TASK INSTRUCTIONS: Identify the lines that contain the string "specific", then copy each of them.

┌──

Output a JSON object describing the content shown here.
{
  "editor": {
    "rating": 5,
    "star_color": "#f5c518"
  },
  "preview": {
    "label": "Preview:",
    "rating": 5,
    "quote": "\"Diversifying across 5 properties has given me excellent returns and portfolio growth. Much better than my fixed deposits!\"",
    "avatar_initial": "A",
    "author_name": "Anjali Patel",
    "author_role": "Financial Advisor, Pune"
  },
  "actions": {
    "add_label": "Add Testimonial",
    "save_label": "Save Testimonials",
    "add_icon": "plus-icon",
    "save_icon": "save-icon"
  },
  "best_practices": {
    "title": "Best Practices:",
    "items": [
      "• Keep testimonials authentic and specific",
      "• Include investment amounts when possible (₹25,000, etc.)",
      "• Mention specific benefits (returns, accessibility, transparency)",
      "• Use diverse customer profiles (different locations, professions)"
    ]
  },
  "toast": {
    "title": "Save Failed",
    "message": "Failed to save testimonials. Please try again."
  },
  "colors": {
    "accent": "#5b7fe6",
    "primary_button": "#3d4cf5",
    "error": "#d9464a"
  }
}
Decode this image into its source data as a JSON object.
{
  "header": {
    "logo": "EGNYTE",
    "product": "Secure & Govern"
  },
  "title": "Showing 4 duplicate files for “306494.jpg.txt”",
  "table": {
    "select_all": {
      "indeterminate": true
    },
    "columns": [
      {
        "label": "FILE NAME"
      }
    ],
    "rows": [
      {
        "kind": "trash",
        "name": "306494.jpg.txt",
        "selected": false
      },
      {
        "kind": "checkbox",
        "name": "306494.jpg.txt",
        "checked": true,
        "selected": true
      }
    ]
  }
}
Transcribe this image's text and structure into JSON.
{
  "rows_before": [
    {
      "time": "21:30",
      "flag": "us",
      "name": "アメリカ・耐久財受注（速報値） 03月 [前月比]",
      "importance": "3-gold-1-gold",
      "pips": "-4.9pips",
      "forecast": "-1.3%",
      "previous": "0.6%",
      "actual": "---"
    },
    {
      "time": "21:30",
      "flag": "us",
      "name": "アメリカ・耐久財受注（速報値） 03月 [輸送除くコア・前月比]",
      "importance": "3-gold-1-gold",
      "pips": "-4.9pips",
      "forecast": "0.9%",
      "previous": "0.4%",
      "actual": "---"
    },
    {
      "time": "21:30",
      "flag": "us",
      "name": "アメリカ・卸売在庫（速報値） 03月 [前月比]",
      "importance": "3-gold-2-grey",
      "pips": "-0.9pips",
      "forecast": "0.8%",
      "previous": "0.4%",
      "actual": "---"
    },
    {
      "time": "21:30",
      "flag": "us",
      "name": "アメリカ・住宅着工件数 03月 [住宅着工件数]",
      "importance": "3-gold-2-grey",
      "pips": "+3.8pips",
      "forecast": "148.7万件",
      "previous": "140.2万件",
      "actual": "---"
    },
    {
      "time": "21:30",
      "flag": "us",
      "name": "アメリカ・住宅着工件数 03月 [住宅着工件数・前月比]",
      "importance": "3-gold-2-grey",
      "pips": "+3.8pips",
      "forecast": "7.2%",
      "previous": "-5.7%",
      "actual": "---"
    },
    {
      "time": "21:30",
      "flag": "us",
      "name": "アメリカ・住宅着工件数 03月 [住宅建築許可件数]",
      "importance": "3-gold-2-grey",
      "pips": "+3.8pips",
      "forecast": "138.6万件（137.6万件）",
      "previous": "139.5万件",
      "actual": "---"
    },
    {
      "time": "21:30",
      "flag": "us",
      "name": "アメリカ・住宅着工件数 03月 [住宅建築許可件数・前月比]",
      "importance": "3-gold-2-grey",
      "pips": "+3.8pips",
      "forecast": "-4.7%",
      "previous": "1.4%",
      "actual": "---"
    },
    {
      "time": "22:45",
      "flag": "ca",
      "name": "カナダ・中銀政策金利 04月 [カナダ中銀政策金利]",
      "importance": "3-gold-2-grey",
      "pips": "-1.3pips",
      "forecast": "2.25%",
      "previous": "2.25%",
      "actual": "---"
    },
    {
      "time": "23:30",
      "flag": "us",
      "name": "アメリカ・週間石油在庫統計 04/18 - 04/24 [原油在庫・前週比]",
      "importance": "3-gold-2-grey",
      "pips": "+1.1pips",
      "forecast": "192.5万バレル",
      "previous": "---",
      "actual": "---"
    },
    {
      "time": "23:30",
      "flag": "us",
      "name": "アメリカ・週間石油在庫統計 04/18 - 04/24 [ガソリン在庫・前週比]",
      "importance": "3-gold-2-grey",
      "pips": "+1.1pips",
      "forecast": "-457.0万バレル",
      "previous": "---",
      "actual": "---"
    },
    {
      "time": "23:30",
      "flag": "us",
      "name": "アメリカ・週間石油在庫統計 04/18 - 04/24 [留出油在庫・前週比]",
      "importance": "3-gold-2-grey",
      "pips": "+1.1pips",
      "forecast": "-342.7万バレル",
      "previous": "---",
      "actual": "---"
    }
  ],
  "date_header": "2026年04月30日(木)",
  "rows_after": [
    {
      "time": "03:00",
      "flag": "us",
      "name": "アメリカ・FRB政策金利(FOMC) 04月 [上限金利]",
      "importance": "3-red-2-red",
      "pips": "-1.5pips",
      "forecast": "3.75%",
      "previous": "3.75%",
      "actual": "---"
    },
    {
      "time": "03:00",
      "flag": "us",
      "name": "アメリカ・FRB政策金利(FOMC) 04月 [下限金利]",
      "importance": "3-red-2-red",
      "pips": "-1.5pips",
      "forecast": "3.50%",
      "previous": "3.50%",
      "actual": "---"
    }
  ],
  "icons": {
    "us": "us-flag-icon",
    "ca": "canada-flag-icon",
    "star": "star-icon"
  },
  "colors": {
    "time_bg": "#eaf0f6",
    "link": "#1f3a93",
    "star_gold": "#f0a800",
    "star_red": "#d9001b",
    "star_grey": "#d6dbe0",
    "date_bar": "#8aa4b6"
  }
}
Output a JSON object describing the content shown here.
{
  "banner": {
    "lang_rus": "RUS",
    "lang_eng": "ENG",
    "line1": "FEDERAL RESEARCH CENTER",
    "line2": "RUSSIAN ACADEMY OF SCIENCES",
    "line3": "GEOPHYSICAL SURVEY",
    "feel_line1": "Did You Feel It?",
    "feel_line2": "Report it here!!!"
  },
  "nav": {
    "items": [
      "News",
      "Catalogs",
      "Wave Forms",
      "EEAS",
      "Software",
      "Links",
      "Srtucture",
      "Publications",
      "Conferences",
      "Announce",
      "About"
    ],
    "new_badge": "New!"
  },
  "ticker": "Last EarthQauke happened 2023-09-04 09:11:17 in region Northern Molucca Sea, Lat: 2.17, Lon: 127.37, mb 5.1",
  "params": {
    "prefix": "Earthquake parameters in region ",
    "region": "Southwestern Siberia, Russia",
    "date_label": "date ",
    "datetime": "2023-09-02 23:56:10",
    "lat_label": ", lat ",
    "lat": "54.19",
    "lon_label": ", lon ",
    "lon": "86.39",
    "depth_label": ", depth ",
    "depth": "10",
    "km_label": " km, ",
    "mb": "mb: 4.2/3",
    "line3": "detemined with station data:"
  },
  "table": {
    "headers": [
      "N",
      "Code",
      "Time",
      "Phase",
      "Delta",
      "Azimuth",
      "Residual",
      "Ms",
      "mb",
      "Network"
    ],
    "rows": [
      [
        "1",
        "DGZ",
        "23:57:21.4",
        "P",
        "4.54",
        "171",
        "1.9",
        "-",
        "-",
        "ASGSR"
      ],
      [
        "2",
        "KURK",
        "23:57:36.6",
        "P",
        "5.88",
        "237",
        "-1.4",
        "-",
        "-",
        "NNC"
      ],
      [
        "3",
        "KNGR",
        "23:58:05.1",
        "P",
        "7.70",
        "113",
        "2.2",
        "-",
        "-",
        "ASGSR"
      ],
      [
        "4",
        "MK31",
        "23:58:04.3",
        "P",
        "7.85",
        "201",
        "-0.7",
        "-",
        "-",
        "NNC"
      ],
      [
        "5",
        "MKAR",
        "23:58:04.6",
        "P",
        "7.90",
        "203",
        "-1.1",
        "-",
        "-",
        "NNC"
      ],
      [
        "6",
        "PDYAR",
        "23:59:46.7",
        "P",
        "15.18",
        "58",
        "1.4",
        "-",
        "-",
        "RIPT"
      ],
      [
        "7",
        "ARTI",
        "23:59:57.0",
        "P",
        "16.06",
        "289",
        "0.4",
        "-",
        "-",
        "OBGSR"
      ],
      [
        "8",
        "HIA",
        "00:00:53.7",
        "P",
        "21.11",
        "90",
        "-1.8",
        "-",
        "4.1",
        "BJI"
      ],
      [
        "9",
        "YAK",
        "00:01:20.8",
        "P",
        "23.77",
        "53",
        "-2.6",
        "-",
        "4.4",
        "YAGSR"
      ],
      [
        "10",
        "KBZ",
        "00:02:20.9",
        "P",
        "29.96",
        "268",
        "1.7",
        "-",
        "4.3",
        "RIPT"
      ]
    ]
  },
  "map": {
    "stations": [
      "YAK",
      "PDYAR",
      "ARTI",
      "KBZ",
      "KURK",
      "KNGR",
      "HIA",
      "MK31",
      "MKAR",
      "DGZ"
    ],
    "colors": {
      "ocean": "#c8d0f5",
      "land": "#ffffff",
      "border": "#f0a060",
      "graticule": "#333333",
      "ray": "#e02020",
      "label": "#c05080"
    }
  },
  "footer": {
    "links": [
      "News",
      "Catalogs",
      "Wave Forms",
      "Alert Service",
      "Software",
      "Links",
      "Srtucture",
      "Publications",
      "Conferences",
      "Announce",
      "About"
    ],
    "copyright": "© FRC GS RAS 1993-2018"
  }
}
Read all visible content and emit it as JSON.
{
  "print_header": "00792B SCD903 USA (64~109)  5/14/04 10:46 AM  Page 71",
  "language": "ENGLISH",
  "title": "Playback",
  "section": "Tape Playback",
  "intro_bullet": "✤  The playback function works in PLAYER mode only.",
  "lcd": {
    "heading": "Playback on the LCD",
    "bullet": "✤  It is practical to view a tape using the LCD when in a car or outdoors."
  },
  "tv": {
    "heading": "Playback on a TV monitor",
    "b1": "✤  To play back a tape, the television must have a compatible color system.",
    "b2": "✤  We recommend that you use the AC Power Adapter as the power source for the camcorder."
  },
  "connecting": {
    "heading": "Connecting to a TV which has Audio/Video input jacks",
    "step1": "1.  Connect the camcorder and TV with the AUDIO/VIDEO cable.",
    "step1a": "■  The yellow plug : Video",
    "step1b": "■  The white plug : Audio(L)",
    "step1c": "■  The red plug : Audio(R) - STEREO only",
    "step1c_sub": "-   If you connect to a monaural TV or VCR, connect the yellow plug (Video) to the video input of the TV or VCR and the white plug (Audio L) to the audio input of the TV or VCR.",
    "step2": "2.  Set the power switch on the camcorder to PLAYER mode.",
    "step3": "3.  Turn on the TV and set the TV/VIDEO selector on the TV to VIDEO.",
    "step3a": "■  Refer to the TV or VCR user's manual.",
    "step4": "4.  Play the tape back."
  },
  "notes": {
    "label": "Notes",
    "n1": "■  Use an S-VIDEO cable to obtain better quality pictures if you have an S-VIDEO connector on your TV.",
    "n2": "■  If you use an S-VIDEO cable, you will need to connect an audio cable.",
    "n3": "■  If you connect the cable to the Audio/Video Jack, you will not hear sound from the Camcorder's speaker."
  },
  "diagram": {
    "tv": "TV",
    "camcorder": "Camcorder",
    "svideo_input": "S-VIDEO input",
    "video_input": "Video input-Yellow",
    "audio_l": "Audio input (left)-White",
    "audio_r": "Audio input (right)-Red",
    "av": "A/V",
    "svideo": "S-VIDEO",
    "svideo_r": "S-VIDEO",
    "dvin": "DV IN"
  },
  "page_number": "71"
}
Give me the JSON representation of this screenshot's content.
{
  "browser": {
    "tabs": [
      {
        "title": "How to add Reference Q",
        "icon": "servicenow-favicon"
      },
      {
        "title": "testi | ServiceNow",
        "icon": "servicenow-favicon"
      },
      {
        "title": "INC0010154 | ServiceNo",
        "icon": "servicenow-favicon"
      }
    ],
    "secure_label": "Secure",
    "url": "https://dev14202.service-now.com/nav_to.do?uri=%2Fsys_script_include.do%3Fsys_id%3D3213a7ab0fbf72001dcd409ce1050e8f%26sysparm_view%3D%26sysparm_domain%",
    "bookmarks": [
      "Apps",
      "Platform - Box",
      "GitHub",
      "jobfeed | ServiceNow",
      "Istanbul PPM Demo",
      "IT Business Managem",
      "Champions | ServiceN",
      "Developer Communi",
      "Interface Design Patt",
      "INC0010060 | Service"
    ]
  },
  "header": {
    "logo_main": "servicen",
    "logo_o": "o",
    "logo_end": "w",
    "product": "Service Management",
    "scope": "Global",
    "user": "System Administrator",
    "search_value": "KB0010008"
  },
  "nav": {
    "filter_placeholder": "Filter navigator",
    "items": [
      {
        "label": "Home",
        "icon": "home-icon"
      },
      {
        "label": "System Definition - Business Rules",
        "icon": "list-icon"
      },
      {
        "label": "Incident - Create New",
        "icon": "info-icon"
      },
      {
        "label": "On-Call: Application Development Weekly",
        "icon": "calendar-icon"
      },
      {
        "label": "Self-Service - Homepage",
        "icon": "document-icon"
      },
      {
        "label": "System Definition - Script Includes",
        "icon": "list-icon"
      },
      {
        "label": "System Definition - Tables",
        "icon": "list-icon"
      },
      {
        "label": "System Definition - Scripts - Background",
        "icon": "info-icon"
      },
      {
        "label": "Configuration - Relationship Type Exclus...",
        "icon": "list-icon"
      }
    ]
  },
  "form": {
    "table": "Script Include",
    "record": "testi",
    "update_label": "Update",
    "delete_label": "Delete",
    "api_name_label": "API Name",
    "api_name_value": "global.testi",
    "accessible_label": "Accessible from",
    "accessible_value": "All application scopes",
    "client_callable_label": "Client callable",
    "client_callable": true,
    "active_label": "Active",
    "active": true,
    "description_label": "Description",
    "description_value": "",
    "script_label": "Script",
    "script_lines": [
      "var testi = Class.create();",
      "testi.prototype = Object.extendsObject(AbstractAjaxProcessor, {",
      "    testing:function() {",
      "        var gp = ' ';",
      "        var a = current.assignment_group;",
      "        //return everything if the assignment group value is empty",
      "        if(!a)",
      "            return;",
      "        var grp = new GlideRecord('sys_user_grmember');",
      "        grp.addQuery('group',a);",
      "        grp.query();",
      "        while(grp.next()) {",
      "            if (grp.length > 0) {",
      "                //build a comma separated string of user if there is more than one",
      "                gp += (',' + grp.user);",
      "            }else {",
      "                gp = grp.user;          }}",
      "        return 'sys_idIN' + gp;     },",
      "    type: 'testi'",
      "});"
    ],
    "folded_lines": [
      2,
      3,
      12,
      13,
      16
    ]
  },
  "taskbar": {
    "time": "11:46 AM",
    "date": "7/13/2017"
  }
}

└──

TASK SOLUTION:
      "• Keep testimonials authentic and specific",
      "• Mention specific benefits (returns, accessibility, transparency)",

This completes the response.